(Collected data entries)
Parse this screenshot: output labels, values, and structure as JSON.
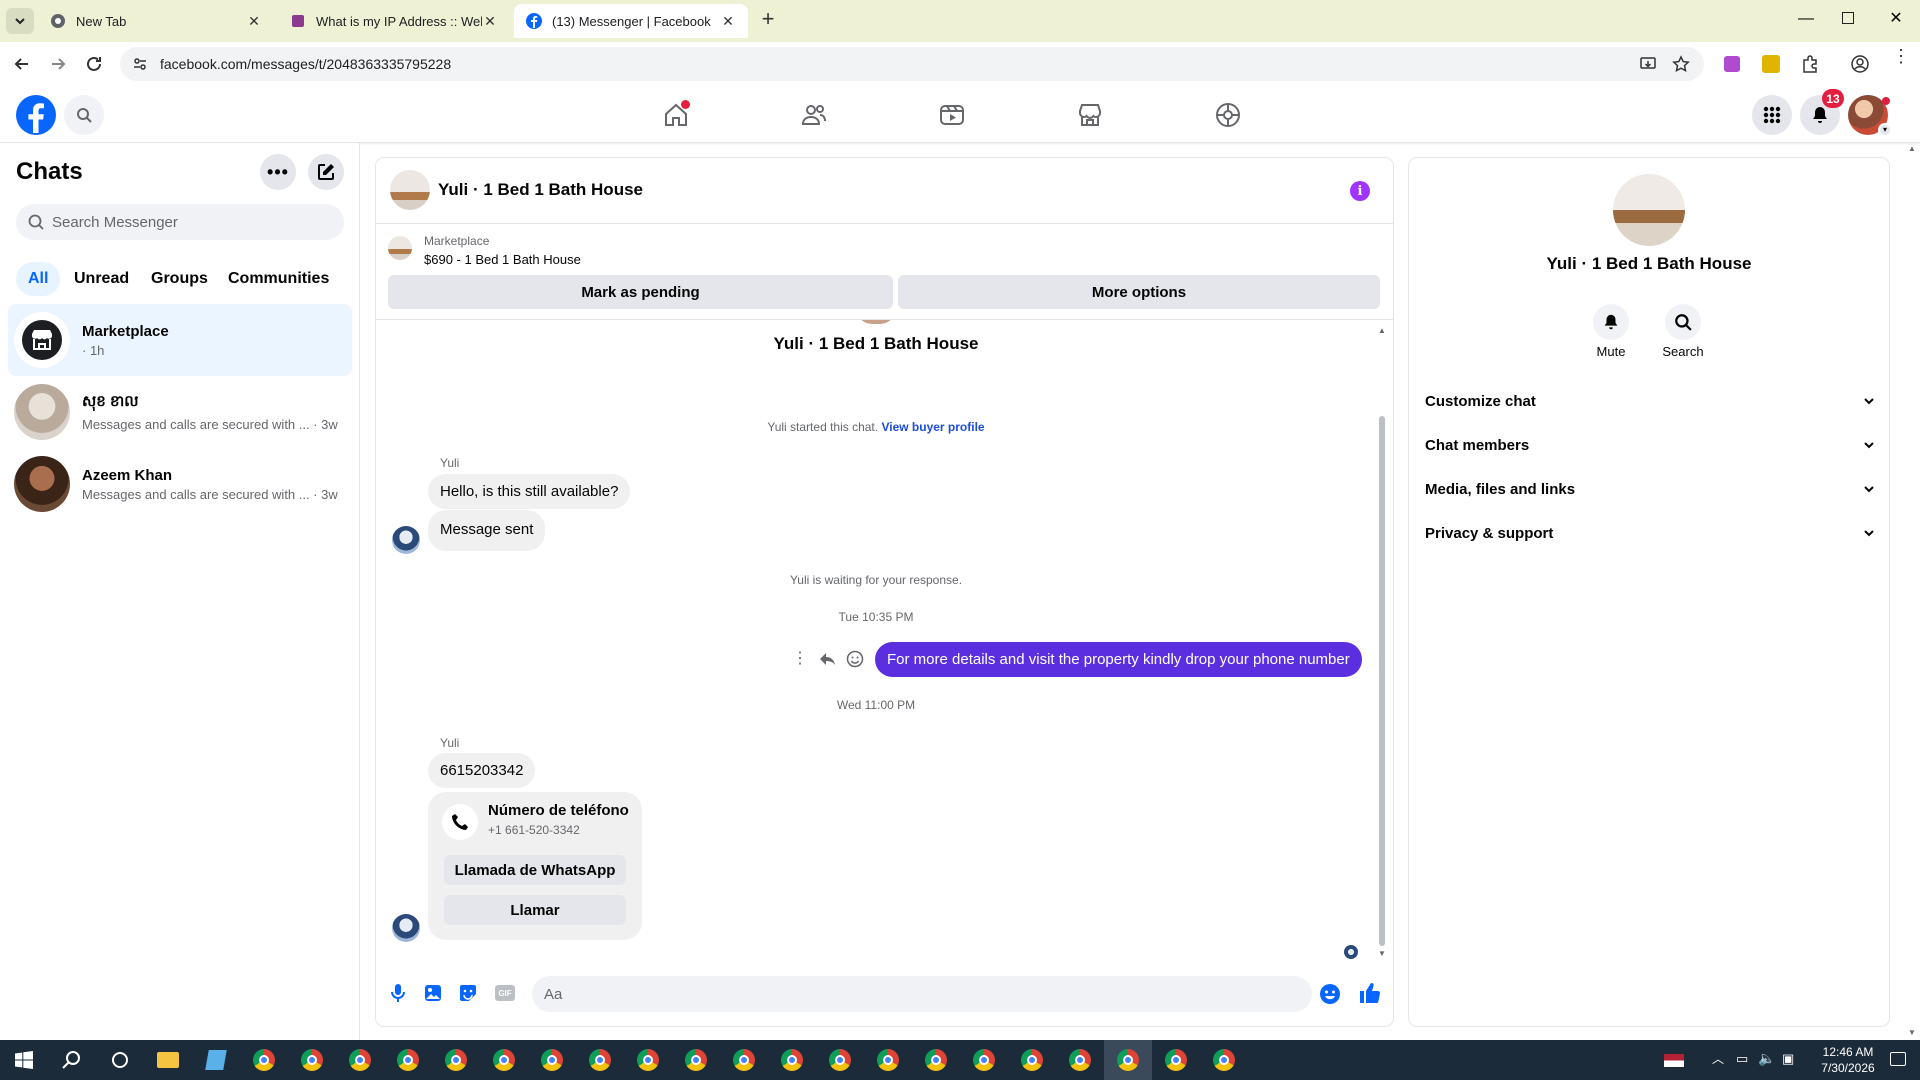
{
  "browser": {
    "tabs": [
      {
        "title": "New Tab",
        "active": false
      },
      {
        "title": "What is my IP Address :: WebBr",
        "active": false
      },
      {
        "title": "(13) Messenger | Facebook",
        "active": true
      }
    ],
    "url": "facebook.com/messages/t/2048363335795228"
  },
  "fb": {
    "notifications_count": "13"
  },
  "sidebar": {
    "title": "Chats",
    "search_placeholder": "Search Messenger",
    "filters": [
      "All",
      "Unread",
      "Groups",
      "Communities"
    ],
    "chats": [
      {
        "name": "Marketplace",
        "preview": "· 1h",
        "selected": true
      },
      {
        "name": "សុខ ខាល",
        "preview": "Messages and calls are secured with ...",
        "time": "· 3w"
      },
      {
        "name": "Azeem Khan",
        "preview": "Messages and calls are secured with ...",
        "time": "· 3w"
      }
    ]
  },
  "conversation": {
    "title": "Yuli · 1 Bed 1 Bath House",
    "marketplace_label": "Marketplace",
    "listing": "$690 - 1 Bed 1 Bath House",
    "mark_pending": "Mark as pending",
    "more_options": "More options",
    "header_name": "Yuli · 1 Bed 1 Bath House",
    "started_text": "Yuli started this chat.",
    "view_profile": "View buyer profile",
    "sender": "Yuli",
    "msg1": "Hello, is this still available?",
    "msg2": "Message sent",
    "waiting": "Yuli is waiting for your response.",
    "ts1": "Tue 10:35 PM",
    "outgoing": "For more details and visit the property kindly drop your phone number",
    "ts2": "Wed 11:00 PM",
    "sender2": "Yuli",
    "phone_msg": "6615203342",
    "card_title": "Número de teléfono",
    "card_phone": "+1 661-520-3342",
    "card_btn1": "Llamada de WhatsApp",
    "card_btn2": "Llamar",
    "composer_placeholder": "Aa"
  },
  "details": {
    "name": "Yuli · 1 Bed 1 Bath House",
    "mute": "Mute",
    "search": "Search",
    "sections": [
      "Customize chat",
      "Chat members",
      "Media, files and links",
      "Privacy & support"
    ]
  },
  "taskbar": {
    "time": "12:46 AM",
    "date": "7/30/2026"
  },
  "colors": {
    "accent": "#0866ff",
    "outgoing_bubble": "#5b2fe0",
    "info_icon": "#a033ff"
  }
}
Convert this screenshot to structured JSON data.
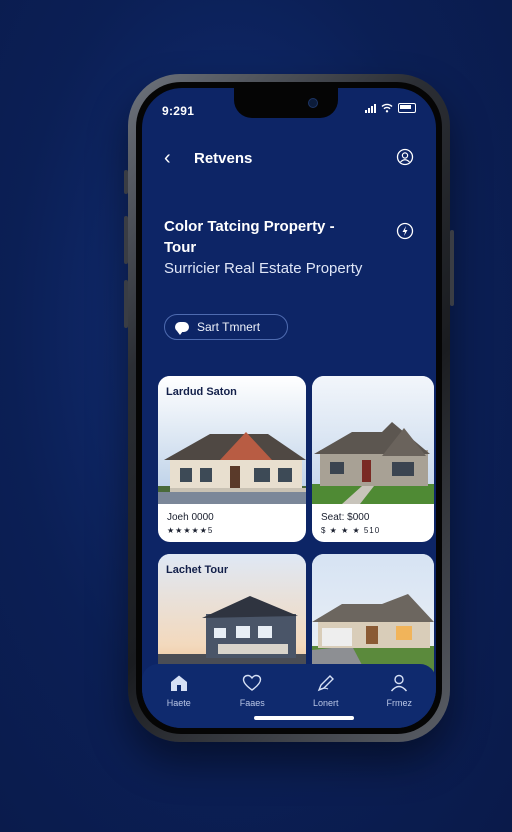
{
  "status_bar": {
    "time": "9:291"
  },
  "header": {
    "title": "Retvens"
  },
  "hero": {
    "title": "Color Tatcing Property - Tour",
    "subtitle": "Surricier Real Estate Property"
  },
  "tour_button": {
    "label": "Sart Tmnert"
  },
  "cards": [
    {
      "label": "Lardud Saton",
      "price": "Joeh 0000",
      "rating_text": "★★★★★5"
    },
    {
      "label": "",
      "price": "Seat: $000",
      "rating_text": "$ ★ ★ ★ 510"
    },
    {
      "label": "Lachet Tour",
      "price": "",
      "rating_text": ""
    },
    {
      "label": "",
      "price": "",
      "rating_text": ""
    }
  ],
  "bottom_nav": {
    "items": [
      {
        "label": "Haete",
        "icon": "home-icon"
      },
      {
        "label": "Faaes",
        "icon": "heart-icon"
      },
      {
        "label": "Lonert",
        "icon": "pen-icon"
      },
      {
        "label": "Frmez",
        "icon": "user-icon"
      }
    ]
  },
  "colors": {
    "background": "#0b1f55",
    "screen": "#0d2566",
    "nav": "#0f2a6e",
    "accent_border": "#4e6bb0"
  }
}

__What you have to do__. Pick out lines containing the word "screenshot", each one as written.

__Solution__.
Parse this screenshot: output labels, values, and structure as JSON.
Convert this screenshot to structured JSON data.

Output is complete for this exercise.